* **Given problem**
Only a number is wanted: the count of lines in this listing that contain "people".

START Records for the task

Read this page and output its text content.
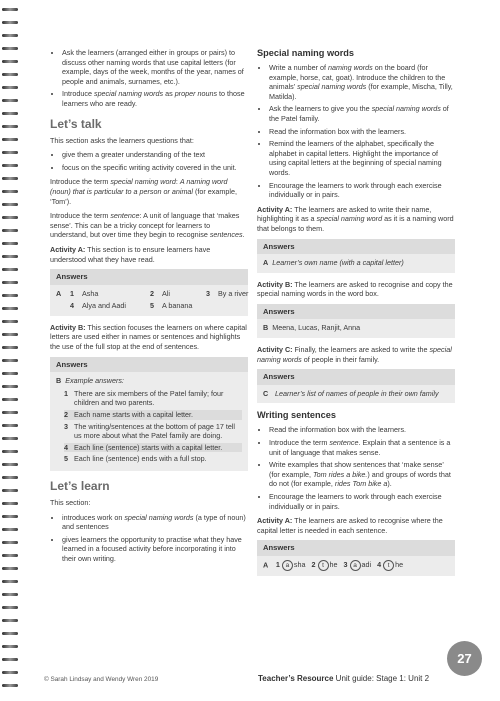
• Ask the learners (arranged either in groups or pairs) to discuss other naming words that use capital letters (for example, days of the week, months of the year, names of people and animals, surnames, etc.).
• Introduce special naming words as proper nouns to those learners who are ready.
Let’s talk

This section asks the learners questions that:

• give them a greater understanding of the text
• focus on the specific writing activity covered in the unit.

Introduce the term special naming word: A naming word (noun) that is particular to a person or animal (for example, ‘Tom’).

Introduce the term sentence: A unit of language that ‘makes sense’. This can be a tricky concept for learners to understand, but over time they begin to recognise sentences.

Activity A: This section is to ensure learners have understood what they have read.

Answers
A	1	Asha	2	Ali	3	By a river
4	Alya and Aadi	5	A banana

Activity B: This section focuses the learners on where capital letters are used either in names or sentences and highlights the use of the full stop at the end of sentences.

Answers
B Example answers:
1 There are six members of the Patel family; four children and two parents.
2 Each name starts with a capital letter.
3 The writing/sentences at the bottom of page 17 tell us more about what the Patel family are doing.
4 Each line (sentence) starts with a capital letter.
5 Each line (sentence) ends with a full stop.
Let’s learn

This section:

• introduces work on special naming words (a type of noun) and sentences
• gives learners the opportunity to practise what they have learned in a focused activity before incorporating it into their own writing.
Special naming words
• Write a number of naming words on the board (for example, horse, cat, goat). Introduce the children to the animals’ special naming words (for example, Mischa, Tilly, Matilda).
• Ask the learners to give you the special naming words of the Patel family.
• Read the information box with the learners.
• Remind the learners of the alphabet, specifically the alphabet in capital letters. Highlight the importance of using capital letters at the beginning of special naming words.
• Encourage the learners to work through each exercise individually or in pairs.

Activity A: The learners are asked to write their name, highlighting it as a special naming word as it is a naming word that belongs to them.

Answers
A Learner’s own name (with a capital letter)

Activity B: The learners are asked to recognise and copy the special naming words in the word box.

Answers
B Meena, Lucas, Ranjit, Anna

Activity C: Finally, the learners are asked to write the special naming words of people in their family.

Answers
C Learner’s list of names of people in their own family
Writing sentences
• Read the information box with the learners.
• Introduce the term sentence. Explain that a sentence is a unit of language that makes sense.
• Write examples that show sentences that ‘make sense’ (for example, Tom rides a bike.) and groups of words that do not (for example, rides Tom bike a).
• Encourage the learners to work through each exercise individually or in pairs.

Activity A: The learners are asked to recognise where the capital letter is needed in each sentence.

Answers
A 1 a sha 2 t he 3 a adi 4 t he
© Sarah Lindsay and Wendy Wren 2019	Teacher’s Resource Unit guide: Stage 1: Unit 2
27
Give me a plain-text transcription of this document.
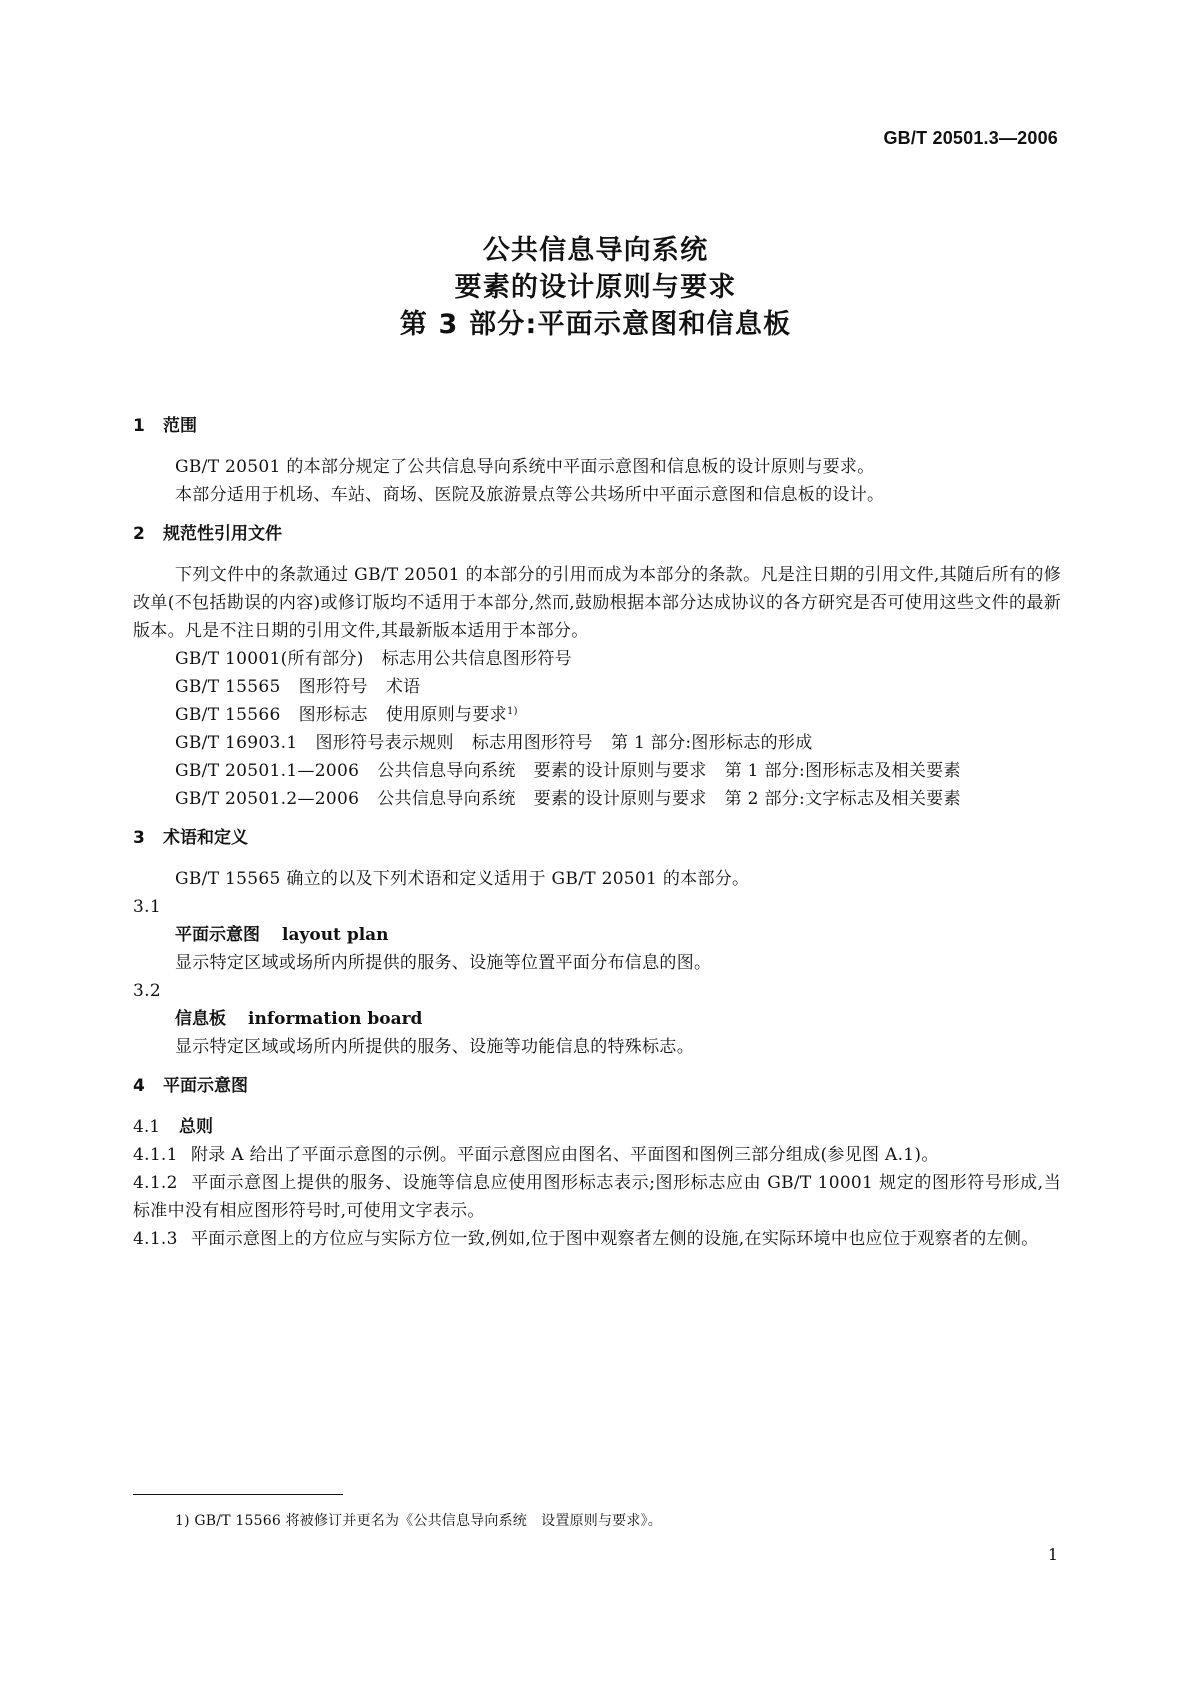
GB/T 20501.3—2006
公共信息导向系统
要素的设计原则与要求
第 3 部分:平面示意图和信息板
1 范围
GB/T 20501 的本部分规定了公共信息导向系统中平面示意图和信息板的设计原则与要求。
本部分适用于机场、车站、商场、医院及旅游景点等公共场所中平面示意图和信息板的设计。
2 规范性引用文件
下列文件中的条款通过 GB/T 20501 的本部分的引用而成为本部分的条款。凡是注日期的引用文件,其随后所有的修改单(不包括勘误的内容)或修订版均不适用于本部分,然而,鼓励根据本部分达成协议的各方研究是否可使用这些文件的最新版本。凡是不注日期的引用文件,其最新版本适用于本部分。
GB/T 10001(所有部分) 标志用公共信息图形符号
GB/T 15565 图形符号 术语
GB/T 15566 图形标志 使用原则与要求$^{1)}$
GB/T 16903.1 图形符号表示规则 标志用图形符号 第 1 部分:图形标志的形成
GB/T 20501.1—2006 公共信息导向系统 要素的设计原则与要求 第 1 部分:图形标志及相关要素
GB/T 20501.2—2006 公共信息导向系统 要素的设计原则与要求 第 2 部分:文字标志及相关要素
3 术语和定义
GB/T 15565 确立的以及下列术语和定义适用于 GB/T 20501 的本部分。
3.1
平面示意图 layout plan
显示特定区域或场所内所提供的服务、设施等位置平面分布信息的图。
3.2
信息板 information board
显示特定区域或场所内所提供的服务、设施等功能信息的特殊标志。
4 平面示意图
4.1 总则
4.1.1 附录 A 给出了平面示意图的示例。平面示意图应由图名、平面图和图例三部分组成(参见图 A.1)。
4.1.2 平面示意图上提供的服务、设施等信息应使用图形标志表示;图形标志应由 GB/T 10001 规定的图形符号形成,当标准中没有相应图形符号时,可使用文字表示。
4.1.3 平面示意图上的方位应与实际方位一致,例如,位于图中观察者左侧的设施,在实际环境中也应位于观察者的左侧。
1) GB/T 15566 将被修订并更名为《公共信息导向系统　设置原则与要求》。
1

END Records for the task

* **Exercise response**
3